Return, verbatim, everything in the excerpt below on family caregiving during the pandemic from "Lastly, there was" down to "remaining active (28%).".

(Excerpt begins)

Coresidence Status and Caregiving During the Pandemic
There was a statistically significant association between participants’ coresidence status and reporting caregiving challenges related to spending time with their loved ones (χ2 (1) = 28.64, p < .001), visiting them in their home (χ2 (1) = 27.90, p < .001), getting information from healthcare providers (χ2 (1) = 7.69, p = .006), and being physically present during healthcare encounters (χ2 (1) = 7.17, p = .007). Compared to participants residing with the care recipients, non-coresiding family caregivers reported a significantly higher percentage of challenges related to spending time with their loved ones (94.1% vs. 5.9%), visiting them (89.5% vs. 10.1%), getting information from their healthcare providers (71.4% vs. 28.6%), and being physically present during their healthcare encounters (60% vs. 40%). There was a statistically significant association between coresidence status and reporting the benefit of spending more time with their loved ones (χ2(1) = 8.03, p = .005). Among participants reporting spending more time with their loved ones, more individuals significantly belonged to the coresiding group (88.9%) as compared to the non-coresiding group (11.1%).
Lastly, there was a statistically significant association between coresidence status and helping their loved ones more than usual by shopping for groceries or other essentials (χ2 (1) = 5.93, p = .015) and encouraging them to exercise or be active (χ2(1) = 4.54, p = .033). Among participants who do not live with the care recipient, a greater percentage reported helping their loved ones more than usual with grocery shopping (75%) and encouraging them to exercise and remain active (72%), as compared to helping as usual or less than usual with grocery shopping (25%) and remaining active (28%).
Discussion
The purpose of our study was to describe the experiences of family caregivers during the COVID-19 pandemic and ascertain how the pandemic-related restrictions affected their day-to-day lives, including their caregiving tasks and approaches. Family caregivers are facing numerous challenges due to the limited access to other caregiving sources and their concerns about their loved ones’ physical and mental health. Family caregivers are assuming added responsibilities and adapting to their new caregiving routine. Our findings highlight areas for intervention to support family caregivers during and beyond the pandemic.

(Excerpt ends)
(Data listing begins)

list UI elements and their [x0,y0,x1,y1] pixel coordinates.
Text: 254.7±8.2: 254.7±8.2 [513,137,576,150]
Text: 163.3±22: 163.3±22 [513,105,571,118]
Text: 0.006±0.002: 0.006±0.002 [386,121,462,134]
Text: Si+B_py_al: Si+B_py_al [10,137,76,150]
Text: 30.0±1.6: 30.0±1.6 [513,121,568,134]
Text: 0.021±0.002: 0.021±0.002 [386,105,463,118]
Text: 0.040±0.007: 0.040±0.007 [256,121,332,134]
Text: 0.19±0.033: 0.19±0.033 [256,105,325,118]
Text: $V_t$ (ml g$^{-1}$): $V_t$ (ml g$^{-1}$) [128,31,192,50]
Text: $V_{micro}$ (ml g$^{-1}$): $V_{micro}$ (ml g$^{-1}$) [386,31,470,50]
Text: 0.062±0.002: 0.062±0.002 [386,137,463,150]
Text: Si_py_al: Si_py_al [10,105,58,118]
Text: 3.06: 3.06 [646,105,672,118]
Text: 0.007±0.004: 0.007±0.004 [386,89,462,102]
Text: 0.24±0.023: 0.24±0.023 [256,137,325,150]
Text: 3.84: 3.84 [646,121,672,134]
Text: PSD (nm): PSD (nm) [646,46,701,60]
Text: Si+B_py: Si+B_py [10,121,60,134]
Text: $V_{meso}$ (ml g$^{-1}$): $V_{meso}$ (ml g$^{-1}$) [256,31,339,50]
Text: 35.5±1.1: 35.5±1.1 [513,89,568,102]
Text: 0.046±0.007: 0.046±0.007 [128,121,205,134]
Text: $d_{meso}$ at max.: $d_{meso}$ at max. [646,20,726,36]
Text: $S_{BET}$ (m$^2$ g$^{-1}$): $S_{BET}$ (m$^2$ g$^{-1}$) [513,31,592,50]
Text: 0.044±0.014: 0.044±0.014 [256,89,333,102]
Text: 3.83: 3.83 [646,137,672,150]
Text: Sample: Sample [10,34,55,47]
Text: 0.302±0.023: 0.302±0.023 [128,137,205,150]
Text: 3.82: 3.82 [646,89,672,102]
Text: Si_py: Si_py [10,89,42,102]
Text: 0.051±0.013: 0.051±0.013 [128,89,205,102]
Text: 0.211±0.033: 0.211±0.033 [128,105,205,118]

(Data listing ends)

▸ **Your solution**:
Lastly, there was a statistically significant association between coresidence status and helping their loved ones more than usual by shopping for groceries or other essentials (χ2 (1) = 5.93, p = .015) and encouraging them to exercise or be active (χ2(1) = 4.54, p = .033). Among participants who do not live with the care recipient, a greater percentage reported helping their loved ones more than usual with grocery shopping (75%) and encouraging them to exercise and remain active (72%), as compared to helping as usual or less than usual with grocery shopping (25%) and remaining active (28%).